= GIVEN RECORDS =
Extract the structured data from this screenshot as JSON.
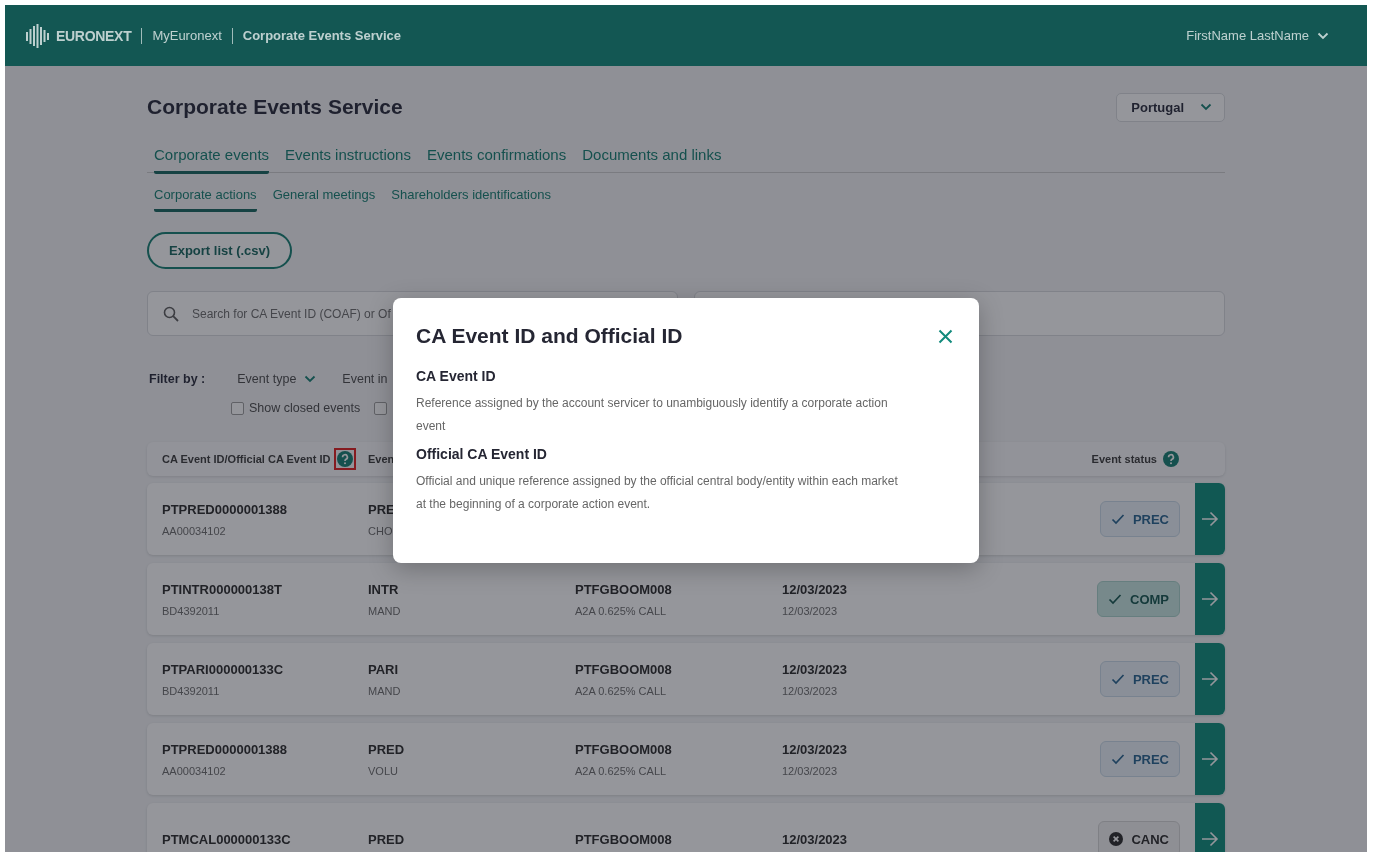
{
  "header": {
    "logo_text": "EURONEXT",
    "links": [
      {
        "label": "MyEuronext",
        "current": false
      },
      {
        "label": "Corporate Events Service",
        "current": true
      }
    ],
    "user": "FirstName LastName"
  },
  "page": {
    "title": "Corporate Events Service",
    "country": "Portugal"
  },
  "tabs": [
    {
      "label": "Corporate events",
      "selected": true
    },
    {
      "label": "Events instructions",
      "selected": false
    },
    {
      "label": "Events confirmations",
      "selected": false
    },
    {
      "label": "Documents and links",
      "selected": false
    }
  ],
  "subtabs": [
    {
      "label": "Corporate actions",
      "selected": true
    },
    {
      "label": "General meetings",
      "selected": false
    },
    {
      "label": "Shareholders identifications",
      "selected": false
    }
  ],
  "export_button": "Export list (.csv)",
  "search": {
    "placeholder": "Search for CA Event ID (COAF) or Of"
  },
  "filters": {
    "label": "Filter by :",
    "dropdowns": [
      {
        "label": "Event type",
        "caret": true
      },
      {
        "label": "Event in"
      }
    ],
    "checkboxes": [
      {
        "label": "Show closed events",
        "checked": false
      },
      {
        "checked": false
      }
    ]
  },
  "table": {
    "columns": [
      {
        "label": "CA Event ID/Official CA Event ID",
        "help": true,
        "highlighted": true
      },
      {
        "label": "Even",
        "help": false
      },
      {
        "label": "Event status",
        "help": true
      }
    ],
    "rows": [
      {
        "id": "PTPRED0000001388",
        "official_id": "AA00034102",
        "event": "PRE",
        "event_sub": "CHO",
        "status": "PREC",
        "kind": "prec"
      },
      {
        "id": "PTINTR000000138T",
        "official_id": "BD4392011",
        "event": "INTR",
        "event_sub": "MAND",
        "isin": "PTFGBOOM008",
        "name": "A2A 0.625% CALL",
        "date": "12/03/2023",
        "date_sub": "12/03/2023",
        "status": "COMP",
        "kind": "comp"
      },
      {
        "id": "PTPARI000000133C",
        "official_id": "BD4392011",
        "event": "PARI",
        "event_sub": "MAND",
        "isin": "PTFGBOOM008",
        "name": "A2A 0.625% CALL",
        "date": "12/03/2023",
        "date_sub": "12/03/2023",
        "status": "PREC",
        "kind": "prec"
      },
      {
        "id": "PTPRED0000001388",
        "official_id": "AA00034102",
        "event": "PRED",
        "event_sub": "VOLU",
        "isin": "PTFGBOOM008",
        "name": "A2A 0.625% CALL",
        "date": "12/03/2023",
        "date_sub": "12/03/2023",
        "status": "PREC",
        "kind": "prec"
      },
      {
        "id": "PTMCAL000000133C",
        "event": "PRED",
        "isin": "PTFGBOOM008",
        "date": "12/03/2023",
        "status": "CANC",
        "kind": "canc"
      }
    ]
  },
  "modal": {
    "title": "CA Event ID and Official ID",
    "sections": [
      {
        "heading": "CA Event ID",
        "text": "Reference assigned by the account servicer to unambiguously identify a corporate action event"
      },
      {
        "heading": "Official CA Event ID",
        "text": "Official and unique reference assigned by the official central body/entity within each market at the beginning of a corporate action event."
      }
    ]
  }
}
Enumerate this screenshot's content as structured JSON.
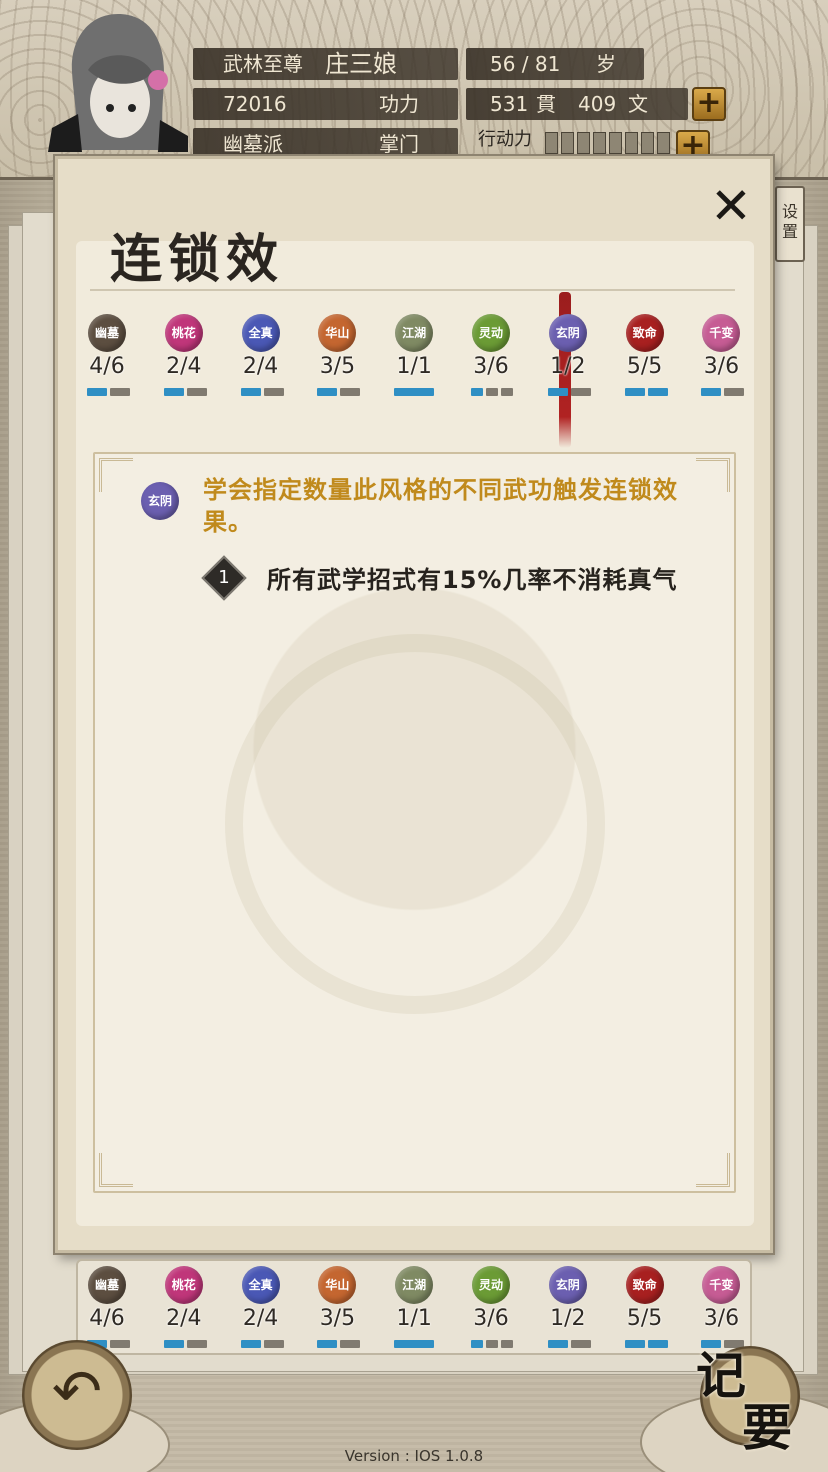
{
  "header": {
    "rank_title": "武林至尊",
    "character_name": "庄三娘",
    "age_value": "56 / 81",
    "age_unit": "岁",
    "power_value": "72016",
    "power_label": "功力",
    "money_guan": "531",
    "money_guan_unit": "貫",
    "money_wen": "409",
    "money_wen_unit": "文",
    "faction": "幽墓派",
    "position": "掌门",
    "action_label": "行动力",
    "plus_icon": "plus-icon"
  },
  "dialog": {
    "title": "连锁效",
    "close_icon": "close-icon"
  },
  "settings_tag": "设置",
  "chain_styles": [
    {
      "name": "幽墓",
      "count": "4/6",
      "color": "#5c4e40",
      "filled": 1,
      "segments": 2
    },
    {
      "name": "桃花",
      "count": "2/4",
      "color": "#c0367a",
      "filled": 1,
      "segments": 2
    },
    {
      "name": "全真",
      "count": "2/4",
      "color": "#4a58b5",
      "filled": 1,
      "segments": 2
    },
    {
      "name": "华山",
      "count": "3/5",
      "color": "#c46630",
      "filled": 1,
      "segments": 2
    },
    {
      "name": "江湖",
      "count": "1/1",
      "color": "#7f8a63",
      "filled": 1,
      "segments": 1
    },
    {
      "name": "灵动",
      "count": "3/6",
      "color": "#6b9b35",
      "filled": 1,
      "segments": 3
    },
    {
      "name": "玄阴",
      "count": "1/2",
      "color": "#6b5fb0",
      "filled": 1,
      "segments": 2
    },
    {
      "name": "致命",
      "count": "5/5",
      "color": "#a82020",
      "filled": 2,
      "segments": 2
    },
    {
      "name": "千变",
      "count": "3/6",
      "color": "#c65c94",
      "filled": 1,
      "segments": 2
    }
  ],
  "detail": {
    "badge": "玄阴",
    "description": "学会指定数量此风格的不同武功触发连锁效果。",
    "effects": [
      {
        "number": "1",
        "text": "所有武学招式有15%几率不消耗真气"
      }
    ]
  },
  "bottom": {
    "back_icon": "back-arrow-icon",
    "notes_char1": "记",
    "notes_char2": "要"
  },
  "version": "Version : IOS 1.0.8"
}
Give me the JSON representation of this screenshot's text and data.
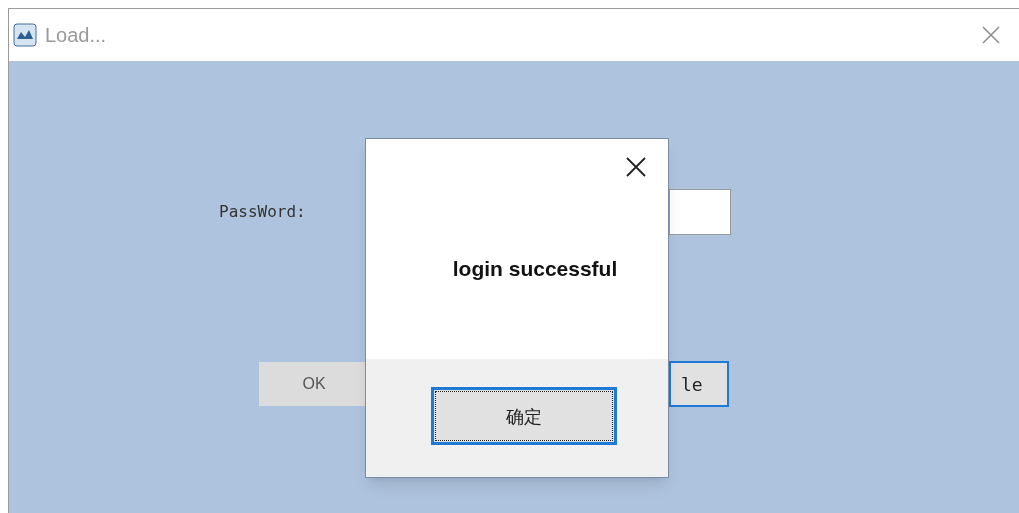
{
  "window": {
    "title": "Load..."
  },
  "form": {
    "password_label": "PassWord:",
    "ok_button": "OK",
    "second_button": "le"
  },
  "dialog": {
    "message": "login successful",
    "confirm_button": "确定"
  }
}
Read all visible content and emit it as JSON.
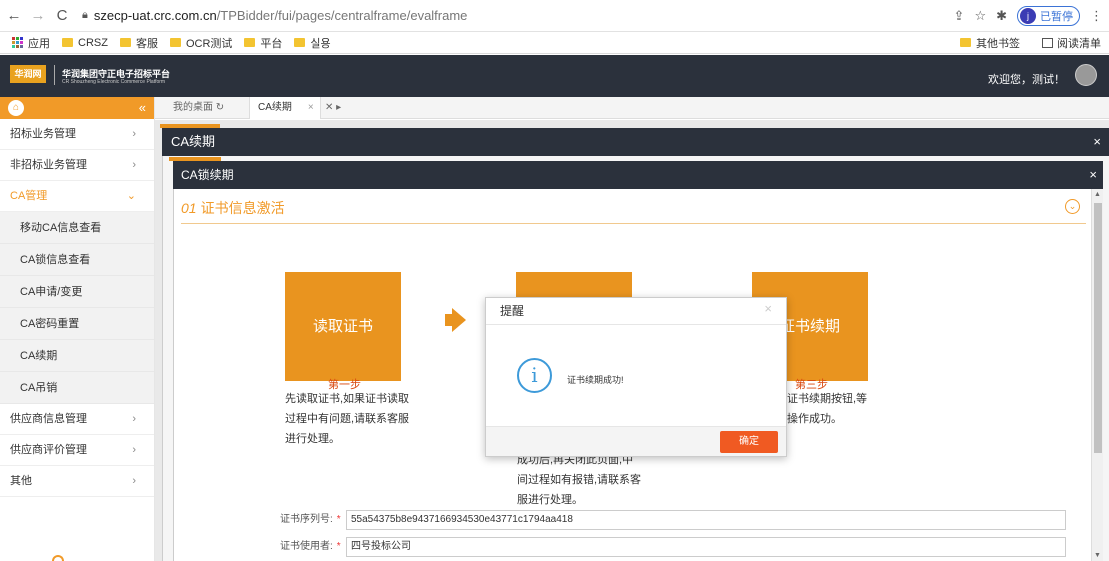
{
  "browser": {
    "url_host": "szecp-uat.crc.com.cn",
    "url_path": "/TPBidder/fui/pages/centralframe/evalframe",
    "profile_initial": "j",
    "profile_status": "已暂停"
  },
  "bookmarks": {
    "items": [
      "应用",
      "CRSZ",
      "客服",
      "OCR测试",
      "平台",
      "실용"
    ],
    "right": [
      "其他书签",
      "阅读清单"
    ]
  },
  "header": {
    "logo_mark": "华润网",
    "logo_title": "华润集团守正电子招标平台",
    "logo_subtitle": "CR Shouzheng Electronic Commerce Platform",
    "welcome": "欢迎您，测试！"
  },
  "sidebar": {
    "items": [
      {
        "label": "招标业务管理"
      },
      {
        "label": "非招标业务管理"
      },
      {
        "label": "CA管理"
      },
      {
        "label": "供应商信息管理"
      },
      {
        "label": "供应商评价管理"
      },
      {
        "label": "其他"
      }
    ],
    "sub_items": [
      "移动CA信息查看",
      "CA锁信息查看",
      "CA申请/变更",
      "CA密码重置",
      "CA续期",
      "CA吊销"
    ]
  },
  "tabs": [
    {
      "label": "我的桌面"
    },
    {
      "label": "CA续期"
    }
  ],
  "outer_modal": {
    "title": "CA续期"
  },
  "inner_modal": {
    "title": "CA锁续期"
  },
  "section": {
    "num": "01",
    "title": "证书信息激活"
  },
  "steps": [
    {
      "button": "读取证书",
      "label": "第一步",
      "desc": [
        "先读取证书,如果证书读取",
        "过程中有问题,请联系客服",
        "进行处理。"
      ]
    },
    {
      "button": "",
      "label": "",
      "desc": [
        "成功后,再关闭此页面,中",
        "间过程如有报错,请联系客",
        "服进行处理。"
      ]
    },
    {
      "button": "证书续期",
      "label": "第三步",
      "desc": [
        "证书续期按钮,等",
        "操作成功。"
      ]
    }
  ],
  "fields": {
    "serial_label": "证书序列号:",
    "serial_value": "55a54375b8e9437166934530e43771c1794aa418",
    "user_label": "证书使用者:",
    "user_value": "四号投标公司"
  },
  "dialog": {
    "title": "提醒",
    "message": "证书续期成功!",
    "ok": "确定"
  }
}
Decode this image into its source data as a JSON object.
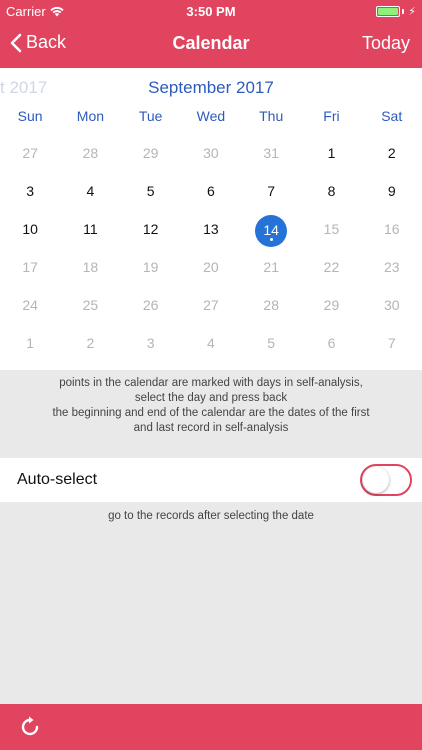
{
  "status": {
    "carrier": "Carrier",
    "time": "3:50 PM"
  },
  "nav": {
    "back_label": "Back",
    "title": "Calendar",
    "today_label": "Today"
  },
  "calendar": {
    "prev_month_label": "t 2017",
    "month_label": "September 2017",
    "weekdays": [
      "Sun",
      "Mon",
      "Tue",
      "Wed",
      "Thu",
      "Fri",
      "Sat"
    ],
    "weeks": [
      [
        {
          "d": "27",
          "muted": true
        },
        {
          "d": "28",
          "muted": true
        },
        {
          "d": "29",
          "muted": true
        },
        {
          "d": "30",
          "muted": true
        },
        {
          "d": "31",
          "muted": true
        },
        {
          "d": "1"
        },
        {
          "d": "2"
        }
      ],
      [
        {
          "d": "3"
        },
        {
          "d": "4"
        },
        {
          "d": "5"
        },
        {
          "d": "6"
        },
        {
          "d": "7"
        },
        {
          "d": "8"
        },
        {
          "d": "9"
        }
      ],
      [
        {
          "d": "10"
        },
        {
          "d": "11"
        },
        {
          "d": "12"
        },
        {
          "d": "13"
        },
        {
          "d": "14",
          "selected": true,
          "dot": true
        },
        {
          "d": "15",
          "muted": true
        },
        {
          "d": "16",
          "muted": true
        }
      ],
      [
        {
          "d": "17",
          "muted": true
        },
        {
          "d": "18",
          "muted": true
        },
        {
          "d": "19",
          "muted": true
        },
        {
          "d": "20",
          "muted": true
        },
        {
          "d": "21",
          "muted": true
        },
        {
          "d": "22",
          "muted": true
        },
        {
          "d": "23",
          "muted": true
        }
      ],
      [
        {
          "d": "24",
          "muted": true
        },
        {
          "d": "25",
          "muted": true
        },
        {
          "d": "26",
          "muted": true
        },
        {
          "d": "27",
          "muted": true
        },
        {
          "d": "28",
          "muted": true
        },
        {
          "d": "29",
          "muted": true
        },
        {
          "d": "30",
          "muted": true
        }
      ],
      [
        {
          "d": "1",
          "muted": true
        },
        {
          "d": "2",
          "muted": true
        },
        {
          "d": "3",
          "muted": true
        },
        {
          "d": "4",
          "muted": true
        },
        {
          "d": "5",
          "muted": true
        },
        {
          "d": "6",
          "muted": true
        },
        {
          "d": "7",
          "muted": true
        }
      ]
    ]
  },
  "info": {
    "line1": "points in the calendar are marked with days in self-analysis,",
    "line2": "select the day and press back",
    "line3": "the beginning and end of the calendar are the dates of the first",
    "line4": "and last record in self-analysis"
  },
  "auto_select": {
    "label": "Auto-select",
    "enabled": false
  },
  "hint": "go to the records after selecting the date",
  "colors": {
    "accent": "#e0445e",
    "blue": "#2d5bbd",
    "selected": "#2673d8"
  },
  "icons": {
    "back": "chevron-left-icon",
    "refresh": "refresh-icon",
    "wifi": "wifi-icon",
    "battery": "battery-icon"
  }
}
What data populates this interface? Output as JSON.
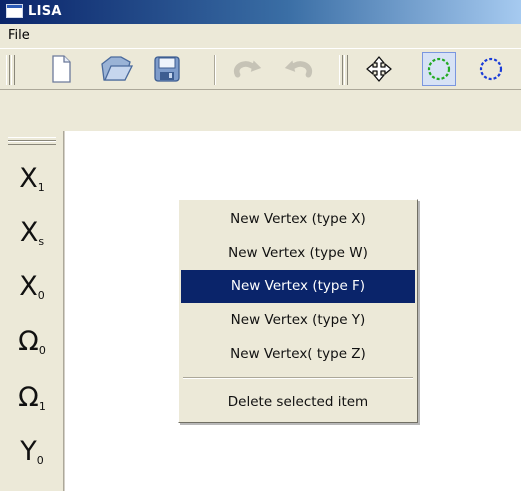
{
  "window": {
    "title": "LISA"
  },
  "menu": {
    "file_label": "File"
  },
  "toolbar": {
    "buttons": [
      {
        "name": "new-file-icon"
      },
      {
        "name": "open-folder-icon"
      },
      {
        "name": "save-icon"
      },
      {
        "name": "undo-icon",
        "enabled": false
      },
      {
        "name": "redo-icon",
        "enabled": false
      },
      {
        "name": "move-arrows-icon"
      },
      {
        "name": "green-dashed-circle-icon",
        "pressed": true,
        "color": "#22aa22"
      },
      {
        "name": "blue-dashed-circle-icon",
        "color": "#1a3cd8"
      }
    ]
  },
  "palette": {
    "items": [
      {
        "main": "X",
        "sub": "1"
      },
      {
        "main": "X",
        "sub": "s"
      },
      {
        "main": "X",
        "sub": "0"
      },
      {
        "main": "Ω",
        "sub": "0"
      },
      {
        "main": "Ω",
        "sub": "1"
      },
      {
        "main": "Y",
        "sub": "0"
      }
    ]
  },
  "context_menu": {
    "items": [
      {
        "label": "New Vertex (type X)"
      },
      {
        "label": "New Vertex (type W)"
      },
      {
        "label": "New Vertex (type F)",
        "selected": true
      },
      {
        "label": "New Vertex (type Y)"
      },
      {
        "label": "New Vertex( type Z)"
      }
    ],
    "delete_label": "Delete selected item"
  },
  "colors": {
    "selection": "#0a246a",
    "titlebar": "#0a246a",
    "face": "#ece9d8"
  }
}
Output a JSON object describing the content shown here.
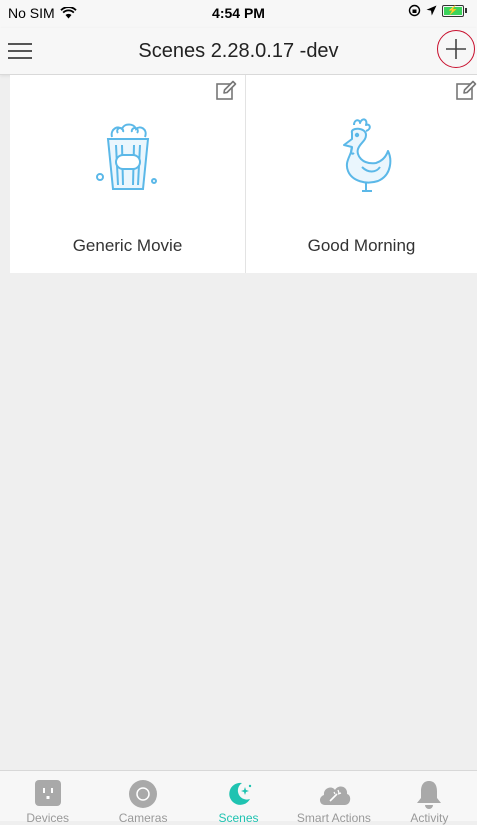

= EXERCISE DIRECTIONS =
Scan the records above for the string "heading", then select every line that holds it.

= TASK RESPONSE =
        "heading": "CA Event ID",
        "heading": "Official CA Event ID",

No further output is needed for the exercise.